Goal: Write the listing out again, all of it, word for word.

——

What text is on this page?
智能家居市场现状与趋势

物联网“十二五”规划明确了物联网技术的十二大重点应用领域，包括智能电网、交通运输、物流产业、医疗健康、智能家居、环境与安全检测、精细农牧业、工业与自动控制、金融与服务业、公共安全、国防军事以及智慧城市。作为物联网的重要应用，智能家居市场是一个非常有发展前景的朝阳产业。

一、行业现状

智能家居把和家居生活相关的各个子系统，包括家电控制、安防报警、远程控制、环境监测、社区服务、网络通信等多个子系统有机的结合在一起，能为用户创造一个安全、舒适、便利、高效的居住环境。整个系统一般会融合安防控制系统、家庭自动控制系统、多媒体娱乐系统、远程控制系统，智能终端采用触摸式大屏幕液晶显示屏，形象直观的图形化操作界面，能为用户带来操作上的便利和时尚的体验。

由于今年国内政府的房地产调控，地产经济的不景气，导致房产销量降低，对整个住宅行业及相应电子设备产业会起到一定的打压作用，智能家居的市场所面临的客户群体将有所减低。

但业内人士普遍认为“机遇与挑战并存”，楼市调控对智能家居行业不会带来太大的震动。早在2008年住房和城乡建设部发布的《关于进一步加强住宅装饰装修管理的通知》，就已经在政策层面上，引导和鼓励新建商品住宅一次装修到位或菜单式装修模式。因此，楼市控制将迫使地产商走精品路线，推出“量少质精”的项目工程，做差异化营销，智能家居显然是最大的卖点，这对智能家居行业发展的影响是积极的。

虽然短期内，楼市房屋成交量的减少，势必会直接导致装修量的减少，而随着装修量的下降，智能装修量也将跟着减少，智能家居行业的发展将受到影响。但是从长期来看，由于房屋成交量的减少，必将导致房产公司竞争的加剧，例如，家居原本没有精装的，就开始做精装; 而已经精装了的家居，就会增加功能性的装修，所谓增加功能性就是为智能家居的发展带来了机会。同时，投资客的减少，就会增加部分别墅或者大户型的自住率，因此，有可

——

Correct result:
What text is on this page?
智能家居市场现状与趋势

物联网“十二五”规划明确了物联网技术的十二大重点应用领域，包括智能电网、交通运输、物流产业、医疗健康、智能家居、环境与安全检测、精细农牧业、工业与自动控制、金融与服务业、公共安全、国防军事以及智慧城市。作为物联网的重要应用，智能家居市场是一个非常有发展前景的朝阳产业。

一、行业现状

智能家居把和家居生活相关的各个子系统，包括家电控制、安防报警、远程控制、环境监测、社区服务、网络通信等多个子系统有机的结合在一起，能为用户创造一个安全、舒适、便利、高效的居住环境。整个系统一般会融合安防控制系统、家庭自动控制系统、多媒体娱乐系统、远程控制系统，智能终端采用触摸式大屏幕液晶显示屏，形象直观的图形化操作界面，能为用户带来操作上的便利和时尚的体验。

由于今年国内政府的房地产调控，地产经济的不景气，导致房产销量降低，对整个住宅行业及相应电子设备产业会起到一定的打压作用，智能家居的市场所面临的客户群体将有所减低。

但业内人士普遍认为“机遇与挑战并存”，楼市调控对智能家居行业不会带来太大的震动。早在2008年住房和城乡建设部发布的《关于进一步加强住宅装饰装修管理的通知》，就已经在政策层面上，引导和鼓励新建商品住宅一次装修到位或菜单式装修模式。因此，楼市控制将迫使地产商走精品路线，推出“量少质精”的项目工程，做差异化营销，智能家居显然是最大的卖点，这对智能家居行业发展的影响是积极的。

虽然短期内，楼市房屋成交量的减少，势必会直接导致装修量的减少，而随着装修量的下降，智能装修量也将跟着减少，智能家居行业的发展将受到影响。但是从长期来看，由于房屋成交量的减少，必将导致房产公司竞争的加剧，例如，家居原本没有精装的，就开始做精装; 而已经精装了的家居，就会增加功能性的装修，所谓增加功能性就是为智能家居的发展带来了机会。同时，投资客的减少，就会增加部分别墅或者大户型的自住率，因此，有可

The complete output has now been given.